TASK DETAILS: Wherever the string "post" occurs in a line of these records, report that line.

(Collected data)
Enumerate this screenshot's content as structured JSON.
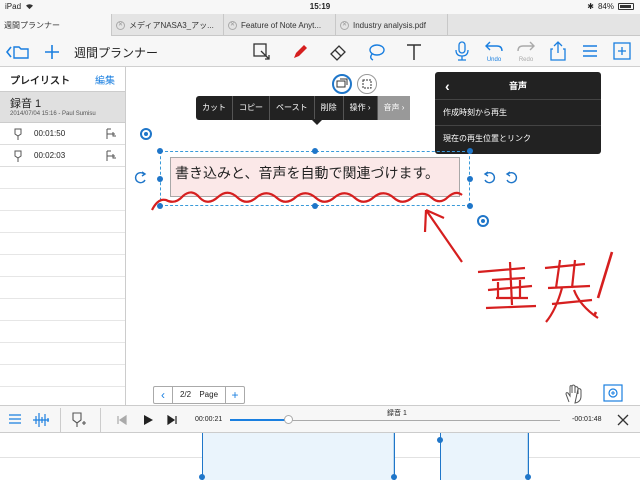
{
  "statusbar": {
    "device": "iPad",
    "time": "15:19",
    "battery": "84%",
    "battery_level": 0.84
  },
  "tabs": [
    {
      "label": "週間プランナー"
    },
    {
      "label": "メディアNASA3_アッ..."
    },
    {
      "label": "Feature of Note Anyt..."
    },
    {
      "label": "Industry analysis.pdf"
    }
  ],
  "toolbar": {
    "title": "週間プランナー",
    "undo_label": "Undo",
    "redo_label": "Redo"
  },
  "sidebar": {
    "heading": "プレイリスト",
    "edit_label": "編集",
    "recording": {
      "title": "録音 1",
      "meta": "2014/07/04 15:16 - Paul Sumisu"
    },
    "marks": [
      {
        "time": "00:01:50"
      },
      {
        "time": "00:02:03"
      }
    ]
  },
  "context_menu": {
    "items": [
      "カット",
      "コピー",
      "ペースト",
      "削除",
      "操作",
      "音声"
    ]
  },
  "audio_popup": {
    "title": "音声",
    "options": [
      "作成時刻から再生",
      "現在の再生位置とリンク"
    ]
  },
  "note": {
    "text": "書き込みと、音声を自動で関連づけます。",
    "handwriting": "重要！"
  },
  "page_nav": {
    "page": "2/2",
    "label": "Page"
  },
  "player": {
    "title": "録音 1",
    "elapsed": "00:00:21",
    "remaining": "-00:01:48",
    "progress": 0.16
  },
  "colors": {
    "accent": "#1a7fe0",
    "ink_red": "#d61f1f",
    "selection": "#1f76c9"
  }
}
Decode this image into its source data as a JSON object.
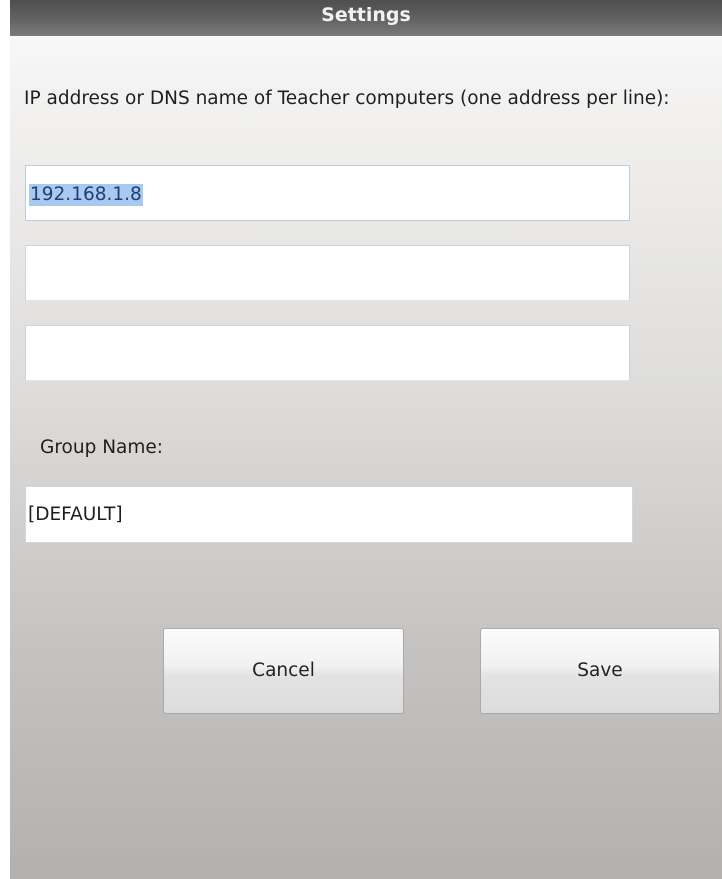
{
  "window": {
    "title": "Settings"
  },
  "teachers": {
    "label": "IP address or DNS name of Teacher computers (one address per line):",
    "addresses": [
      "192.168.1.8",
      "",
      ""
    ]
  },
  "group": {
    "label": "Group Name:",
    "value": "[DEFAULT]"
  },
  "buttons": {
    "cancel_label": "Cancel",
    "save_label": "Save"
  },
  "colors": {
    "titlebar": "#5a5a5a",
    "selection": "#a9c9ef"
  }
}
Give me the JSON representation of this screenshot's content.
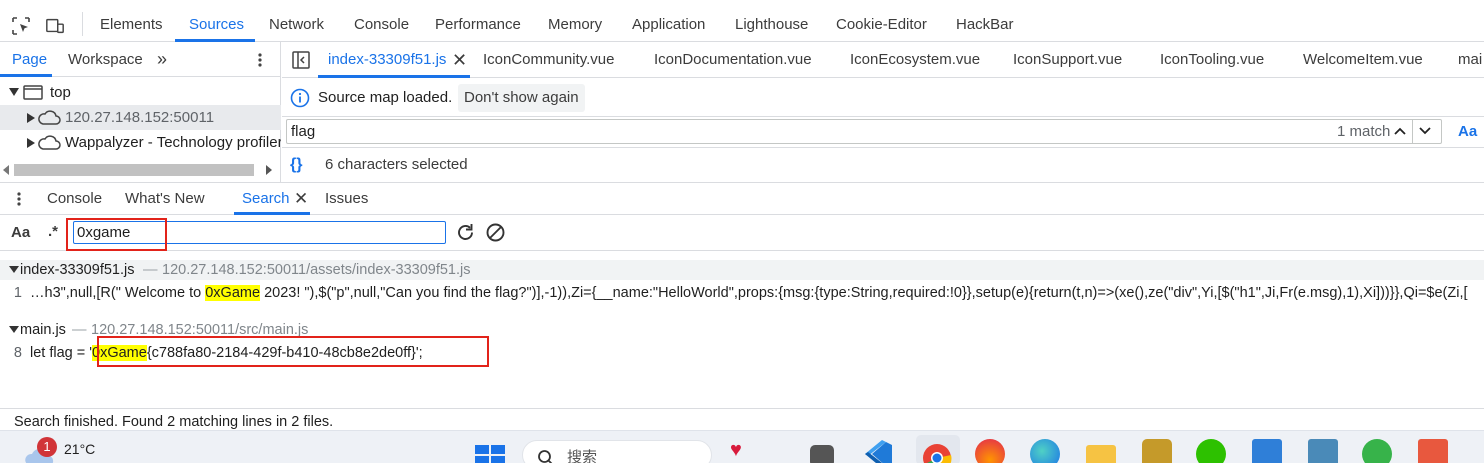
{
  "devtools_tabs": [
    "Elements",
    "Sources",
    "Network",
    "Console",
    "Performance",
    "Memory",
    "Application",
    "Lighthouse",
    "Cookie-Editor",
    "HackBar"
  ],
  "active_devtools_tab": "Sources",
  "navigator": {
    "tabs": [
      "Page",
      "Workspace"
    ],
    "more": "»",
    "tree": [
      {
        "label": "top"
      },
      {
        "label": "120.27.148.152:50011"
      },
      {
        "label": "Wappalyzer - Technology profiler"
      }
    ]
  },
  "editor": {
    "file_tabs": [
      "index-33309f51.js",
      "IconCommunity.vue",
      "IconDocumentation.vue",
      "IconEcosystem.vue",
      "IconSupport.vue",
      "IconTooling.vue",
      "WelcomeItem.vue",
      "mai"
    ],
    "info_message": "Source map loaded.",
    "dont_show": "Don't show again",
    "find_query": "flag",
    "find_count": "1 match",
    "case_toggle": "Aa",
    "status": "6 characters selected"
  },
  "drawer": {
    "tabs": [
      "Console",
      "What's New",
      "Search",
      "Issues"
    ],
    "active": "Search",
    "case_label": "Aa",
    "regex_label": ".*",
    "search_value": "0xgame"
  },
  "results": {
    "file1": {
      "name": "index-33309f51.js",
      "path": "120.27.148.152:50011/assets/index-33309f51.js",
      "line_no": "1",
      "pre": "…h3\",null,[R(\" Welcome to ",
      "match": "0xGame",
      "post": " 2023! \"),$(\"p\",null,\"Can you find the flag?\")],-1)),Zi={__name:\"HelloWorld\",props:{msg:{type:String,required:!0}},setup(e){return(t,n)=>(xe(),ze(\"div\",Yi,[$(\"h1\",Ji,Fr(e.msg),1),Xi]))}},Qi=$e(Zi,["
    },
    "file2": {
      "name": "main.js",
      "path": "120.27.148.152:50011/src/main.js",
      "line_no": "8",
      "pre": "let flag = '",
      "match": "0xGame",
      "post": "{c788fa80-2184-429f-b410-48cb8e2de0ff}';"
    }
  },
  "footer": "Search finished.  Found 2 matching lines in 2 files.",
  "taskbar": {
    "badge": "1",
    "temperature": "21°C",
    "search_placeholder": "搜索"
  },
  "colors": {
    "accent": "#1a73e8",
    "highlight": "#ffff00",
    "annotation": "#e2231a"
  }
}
* * *
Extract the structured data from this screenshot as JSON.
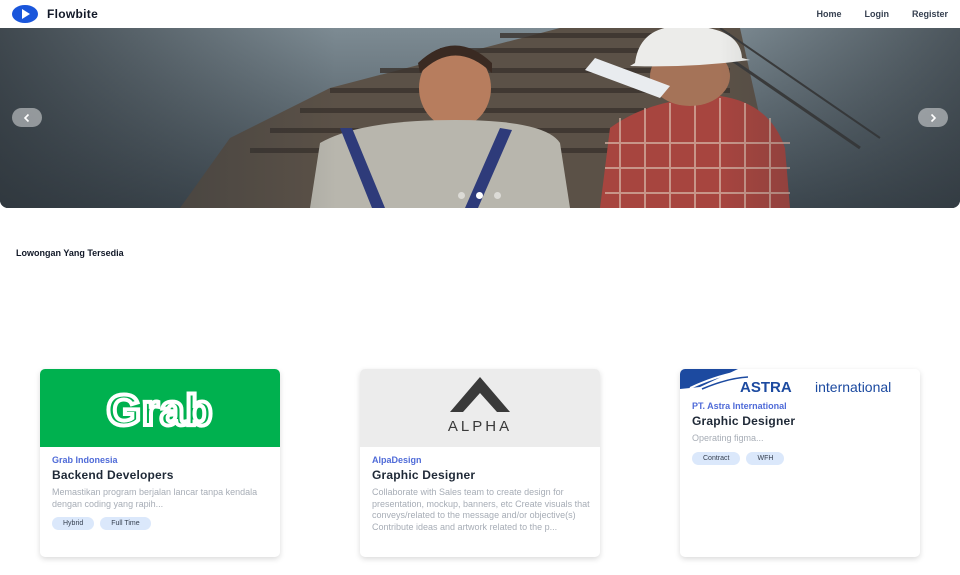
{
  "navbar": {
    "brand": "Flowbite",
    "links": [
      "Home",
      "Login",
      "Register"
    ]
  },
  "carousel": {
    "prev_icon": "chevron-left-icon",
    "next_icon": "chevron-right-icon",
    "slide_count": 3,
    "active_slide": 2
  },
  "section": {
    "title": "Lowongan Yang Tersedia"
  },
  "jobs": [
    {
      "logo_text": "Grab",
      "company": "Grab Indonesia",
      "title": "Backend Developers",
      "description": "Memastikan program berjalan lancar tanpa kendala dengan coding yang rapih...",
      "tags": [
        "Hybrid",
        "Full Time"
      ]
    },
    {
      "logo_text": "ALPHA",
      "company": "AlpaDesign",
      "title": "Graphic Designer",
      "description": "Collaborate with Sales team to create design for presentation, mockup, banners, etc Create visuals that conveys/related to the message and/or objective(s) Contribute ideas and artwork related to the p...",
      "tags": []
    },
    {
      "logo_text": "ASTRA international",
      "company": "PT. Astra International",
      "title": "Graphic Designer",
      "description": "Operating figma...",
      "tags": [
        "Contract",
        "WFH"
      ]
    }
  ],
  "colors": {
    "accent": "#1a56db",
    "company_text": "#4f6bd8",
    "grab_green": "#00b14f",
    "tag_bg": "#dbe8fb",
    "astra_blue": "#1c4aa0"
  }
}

SOLUTION TO THE EXERCISE:
      "post": " 2023! \"),$(\"p\",null,\"Can you find the flag?\")],-1)),Zi={__name:\"HelloWorld\",props:{msg:{type:String,required:!0}},setup(e){return(t,n)=>(xe(),ze(\"div\",Yi,[$(\"h1\",Ji,Fr(e.msg),1),Xi]))}},Qi=$e(Zi,["
      "post": "{c788fa80-2184-429f-b410-48cb8e2de0ff}';"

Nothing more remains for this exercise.